(Dataset records)

★ ★ ★ ★

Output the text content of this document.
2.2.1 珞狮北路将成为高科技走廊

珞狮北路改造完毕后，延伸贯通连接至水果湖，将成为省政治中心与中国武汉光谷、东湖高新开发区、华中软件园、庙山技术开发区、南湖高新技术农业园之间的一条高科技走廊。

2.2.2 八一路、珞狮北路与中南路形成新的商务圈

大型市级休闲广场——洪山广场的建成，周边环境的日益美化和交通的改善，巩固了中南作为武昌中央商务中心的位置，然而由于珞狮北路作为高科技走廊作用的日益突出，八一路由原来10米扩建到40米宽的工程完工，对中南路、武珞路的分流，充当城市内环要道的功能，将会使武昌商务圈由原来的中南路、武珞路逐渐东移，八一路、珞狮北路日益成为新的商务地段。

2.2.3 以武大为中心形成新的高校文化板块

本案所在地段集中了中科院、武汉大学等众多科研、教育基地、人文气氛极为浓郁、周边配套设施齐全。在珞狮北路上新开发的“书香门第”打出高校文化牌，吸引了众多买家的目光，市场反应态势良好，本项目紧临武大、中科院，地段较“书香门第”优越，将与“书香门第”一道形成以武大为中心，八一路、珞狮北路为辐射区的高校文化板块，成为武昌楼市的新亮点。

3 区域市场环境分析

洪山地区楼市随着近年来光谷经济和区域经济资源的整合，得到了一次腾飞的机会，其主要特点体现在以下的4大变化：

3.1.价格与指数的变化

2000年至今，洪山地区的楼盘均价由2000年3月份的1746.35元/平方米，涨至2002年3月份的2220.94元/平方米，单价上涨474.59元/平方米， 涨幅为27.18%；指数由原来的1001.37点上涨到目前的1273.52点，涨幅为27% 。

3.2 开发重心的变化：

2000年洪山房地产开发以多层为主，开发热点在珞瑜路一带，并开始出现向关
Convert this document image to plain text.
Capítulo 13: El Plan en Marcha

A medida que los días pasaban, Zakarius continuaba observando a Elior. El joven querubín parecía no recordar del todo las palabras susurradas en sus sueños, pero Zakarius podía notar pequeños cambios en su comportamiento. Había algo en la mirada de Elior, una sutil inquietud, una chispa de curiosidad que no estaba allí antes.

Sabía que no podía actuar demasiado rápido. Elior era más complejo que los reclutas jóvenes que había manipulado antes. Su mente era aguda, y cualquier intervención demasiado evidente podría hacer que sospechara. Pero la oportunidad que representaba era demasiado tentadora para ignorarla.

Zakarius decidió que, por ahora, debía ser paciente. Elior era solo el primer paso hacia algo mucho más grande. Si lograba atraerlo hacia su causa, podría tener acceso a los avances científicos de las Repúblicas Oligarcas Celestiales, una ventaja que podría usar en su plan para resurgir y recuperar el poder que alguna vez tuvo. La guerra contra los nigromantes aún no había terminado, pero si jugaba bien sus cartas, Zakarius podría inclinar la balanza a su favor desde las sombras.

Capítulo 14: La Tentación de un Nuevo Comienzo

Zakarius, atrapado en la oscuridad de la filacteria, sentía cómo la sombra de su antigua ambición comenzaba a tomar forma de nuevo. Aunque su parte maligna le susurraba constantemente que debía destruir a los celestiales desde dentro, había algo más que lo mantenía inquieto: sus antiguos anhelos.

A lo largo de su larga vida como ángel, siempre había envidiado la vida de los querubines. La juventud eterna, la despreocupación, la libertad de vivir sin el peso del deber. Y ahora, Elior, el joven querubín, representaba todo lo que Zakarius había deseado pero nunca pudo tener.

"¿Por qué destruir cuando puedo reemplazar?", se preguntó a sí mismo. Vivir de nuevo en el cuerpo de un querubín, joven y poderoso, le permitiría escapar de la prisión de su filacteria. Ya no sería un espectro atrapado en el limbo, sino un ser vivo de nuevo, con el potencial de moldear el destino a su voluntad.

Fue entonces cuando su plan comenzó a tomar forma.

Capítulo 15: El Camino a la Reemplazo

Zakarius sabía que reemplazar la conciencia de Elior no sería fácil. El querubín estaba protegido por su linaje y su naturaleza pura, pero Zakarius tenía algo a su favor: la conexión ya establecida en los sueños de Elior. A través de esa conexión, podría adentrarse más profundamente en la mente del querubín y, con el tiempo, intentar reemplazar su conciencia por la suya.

★ ★ ★ ★

▶ WHAT THE TASK REQUIRES
Reproduce the data shown above exactly.

▶ FINISHED EXERCISE
Output the text content of this document.
2.2.1 珞狮北路将成为高科技走廊

珞狮北路改造完毕后，延伸贯通连接至水果湖，将成为省政治中心与中国武汉光谷、东湖高新开发区、华中软件园、庙山技术开发区、南湖高新技术农业园之间的一条高科技走廊。

2.2.2 八一路、珞狮北路与中南路形成新的商务圈

大型市级休闲广场——洪山广场的建成，周边环境的日益美化和交通的改善，巩固了中南作为武昌中央商务中心的位置，然而由于珞狮北路作为高科技走廊作用的日益突出，八一路由原来10米扩建到40米宽的工程完工，对中南路、武珞路的分流，充当城市内环要道的功能，将会使武昌商务圈由原来的中南路、武珞路逐渐东移，八一路、珞狮北路日益成为新的商务地段。

2.2.3 以武大为中心形成新的高校文化板块

本案所在地段集中了中科院、武汉大学等众多科研、教育基地、人文气氛极为浓郁、周边配套设施齐全。在珞狮北路上新开发的“书香门第”打出高校文化牌，吸引了众多买家的目光，市场反应态势良好，本项目紧临武大、中科院，地段较“书香门第”优越，将与“书香门第”一道形成以武大为中心，八一路、珞狮北路为辐射区的高校文化板块，成为武昌楼市的新亮点。

3 区域市场环境分析

洪山地区楼市随着近年来光谷经济和区域经济资源的整合，得到了一次腾飞的机会，其主要特点体现在以下的4大变化：

3.1.价格与指数的变化

2000年至今，洪山地区的楼盘均价由2000年3月份的1746.35元/平方米，涨至2002年3月份的2220.94元/平方米，单价上涨474.59元/平方米， 涨幅为27.18%；指数由原来的1001.37点上涨到目前的1273.52点，涨幅为27% 。

3.2 开发重心的变化：

2000年洪山房地产开发以多层为主，开发热点在珞瑜路一带，并开始出现向关
Convert this document image to plain text.
Capítulo 13: El Plan en Marcha

A medida que los días pasaban, Zakarius continuaba observando a Elior. El joven querubín parecía no recordar del todo las palabras susurradas en sus sueños, pero Zakarius podía notar pequeños cambios en su comportamiento. Había algo en la mirada de Elior, una sutil inquietud, una chispa de curiosidad que no estaba allí antes.

Sabía que no podía actuar demasiado rápido. Elior era más complejo que los reclutas jóvenes que había manipulado antes. Su mente era aguda, y cualquier intervención demasiado evidente podría hacer que sospechara. Pero la oportunidad que representaba era demasiado tentadora para ignorarla.

Zakarius decidió que, por ahora, debía ser paciente. Elior era solo el primer paso hacia algo mucho más grande. Si lograba atraerlo hacia su causa, podría tener acceso a los avances científicos de las Repúblicas Oligarcas Celestiales, una ventaja que podría usar en su plan para resurgir y recuperar el poder que alguna vez tuvo. La guerra contra los nigromantes aún no había terminado, pero si jugaba bien sus cartas, Zakarius podría inclinar la balanza a su favor desde las sombras.

Capítulo 14: La Tentación de un Nuevo Comienzo

Zakarius, atrapado en la oscuridad de la filacteria, sentía cómo la sombra de su antigua ambición comenzaba a tomar forma de nuevo. Aunque su parte maligna le susurraba constantemente que debía destruir a los celestiales desde dentro, había algo más que lo mantenía inquieto: sus antiguos anhelos.

A lo largo de su larga vida como ángel, siempre había envidiado la vida de los querubines. La juventud eterna, la despreocupación, la libertad de vivir sin el peso del deber. Y ahora, Elior, el joven querubín, representaba todo lo que Zakarius había deseado pero nunca pudo tener.

"¿Por qué destruir cuando puedo reemplazar?", se preguntó a sí mismo. Vivir de nuevo en el cuerpo de un querubín, joven y poderoso, le permitiría escapar de la prisión de su filacteria. Ya no sería un espectro atrapado en el limbo, sino un ser vivo de nuevo, con el potencial de moldear el destino a su voluntad.

Fue entonces cuando su plan comenzó a tomar forma.

Capítulo 15: El Camino a la Reemplazo

Zakarius sabía que reemplazar la conciencia de Elior no sería fácil. El querubín estaba protegido por su linaje y su naturaleza pura, pero Zakarius tenía algo a su favor: la conexión ya establecida en los sueños de Elior. A través de esa conexión, podría adentrarse más profundamente en la mente del querubín y, con el tiempo, intentar reemplazar su conciencia por la suya.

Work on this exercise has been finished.